• _Short problem_: What follows are records. Restate all of them word for word.

• _Record list_:
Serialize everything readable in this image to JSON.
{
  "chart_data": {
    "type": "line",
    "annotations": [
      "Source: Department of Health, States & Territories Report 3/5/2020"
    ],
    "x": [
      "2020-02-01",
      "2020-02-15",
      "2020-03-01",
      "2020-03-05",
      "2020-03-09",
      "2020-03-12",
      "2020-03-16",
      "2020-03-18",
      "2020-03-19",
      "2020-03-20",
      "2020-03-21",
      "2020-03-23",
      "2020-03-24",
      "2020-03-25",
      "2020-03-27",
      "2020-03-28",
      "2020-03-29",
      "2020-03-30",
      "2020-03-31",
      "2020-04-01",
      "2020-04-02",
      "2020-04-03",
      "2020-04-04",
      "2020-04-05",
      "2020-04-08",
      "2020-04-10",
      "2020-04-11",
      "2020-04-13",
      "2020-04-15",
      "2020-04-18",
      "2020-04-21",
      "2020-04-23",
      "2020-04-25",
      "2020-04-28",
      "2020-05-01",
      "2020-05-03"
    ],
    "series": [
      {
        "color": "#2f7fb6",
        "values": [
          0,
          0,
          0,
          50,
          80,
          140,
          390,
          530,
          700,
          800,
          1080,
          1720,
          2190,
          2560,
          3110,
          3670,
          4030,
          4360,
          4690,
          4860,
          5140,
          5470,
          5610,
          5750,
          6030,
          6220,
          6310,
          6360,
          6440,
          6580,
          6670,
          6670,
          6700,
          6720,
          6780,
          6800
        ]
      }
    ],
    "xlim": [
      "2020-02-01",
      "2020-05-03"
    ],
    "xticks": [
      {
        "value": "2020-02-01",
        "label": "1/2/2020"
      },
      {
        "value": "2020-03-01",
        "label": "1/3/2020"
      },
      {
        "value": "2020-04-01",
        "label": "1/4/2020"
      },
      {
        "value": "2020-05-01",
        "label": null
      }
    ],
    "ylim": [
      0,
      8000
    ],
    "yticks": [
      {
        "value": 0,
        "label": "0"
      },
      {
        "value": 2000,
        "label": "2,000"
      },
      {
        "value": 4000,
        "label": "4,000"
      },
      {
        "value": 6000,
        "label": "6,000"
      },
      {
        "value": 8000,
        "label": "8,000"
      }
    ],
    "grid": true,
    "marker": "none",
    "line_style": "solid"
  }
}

• _Task result_:
Serialize everything readable in this image to JSON.
{
  "chart_data": {
    "type": "line",
    "annotations": [
      "Source: Department of Health, States & Territories Report 3/5/2020"
    ],
    "x": [
      "2020-02-01",
      "2020-02-15",
      "2020-03-01",
      "2020-03-05",
      "2020-03-09",
      "2020-03-12",
      "2020-03-16",
      "2020-03-18",
      "2020-03-19",
      "2020-03-20",
      "2020-03-21",
      "2020-03-23",
      "2020-03-24",
      "2020-03-25",
      "2020-03-27",
      "2020-03-28",
      "2020-03-29",
      "2020-03-30",
      "2020-03-31",
      "2020-04-01",
      "2020-04-02",
      "2020-04-03",
      "2020-04-04",
      "2020-04-05",
      "2020-04-08",
      "2020-04-10",
      "2020-04-11",
      "2020-04-13",
      "2020-04-15",
      "2020-04-18",
      "2020-04-21",
      "2020-04-23",
      "2020-04-25",
      "2020-04-28",
      "2020-05-01",
      "2020-05-03"
    ],
    "series": [
      {
        "color": "#2f7fb6",
        "values": [
          0,
          0,
          0,
          50,
          80,
          140,
          390,
          530,
          700,
          800,
          1080,
          1720,
          2190,
          2560,
          3110,
          3670,
          4030,
          4360,
          4690,
          4860,
          5140,
          5470,
          5610,
          5750,
          6030,
          6220,
          6310,
          6360,
          6440,
          6580,
          6670,
          6670,
          6700,
          6720,
          6780,
          6800
        ]
      }
    ],
    "xlim": [
      "2020-02-01",
      "2020-05-03"
    ],
    "xticks": [
      {
        "value": "2020-02-01",
        "label": "1/2/2020"
      },
      {
        "value": "2020-03-01",
        "label": "1/3/2020"
      },
      {
        "value": "2020-04-01",
        "label": "1/4/2020"
      },
      {
        "value": "2020-05-01",
        "label": null
      }
    ],
    "ylim": [
      0,
      8000
    ],
    "yticks": [
      {
        "value": 0,
        "label": "0"
      },
      {
        "value": 2000,
        "label": "2,000"
      },
      {
        "value": 4000,
        "label": "4,000"
      },
      {
        "value": 6000,
        "label": "6,000"
      },
      {
        "value": 8000,
        "label": "8,000"
      }
    ],
    "grid": true,
    "marker": "none",
    "line_style": "solid"
  }
}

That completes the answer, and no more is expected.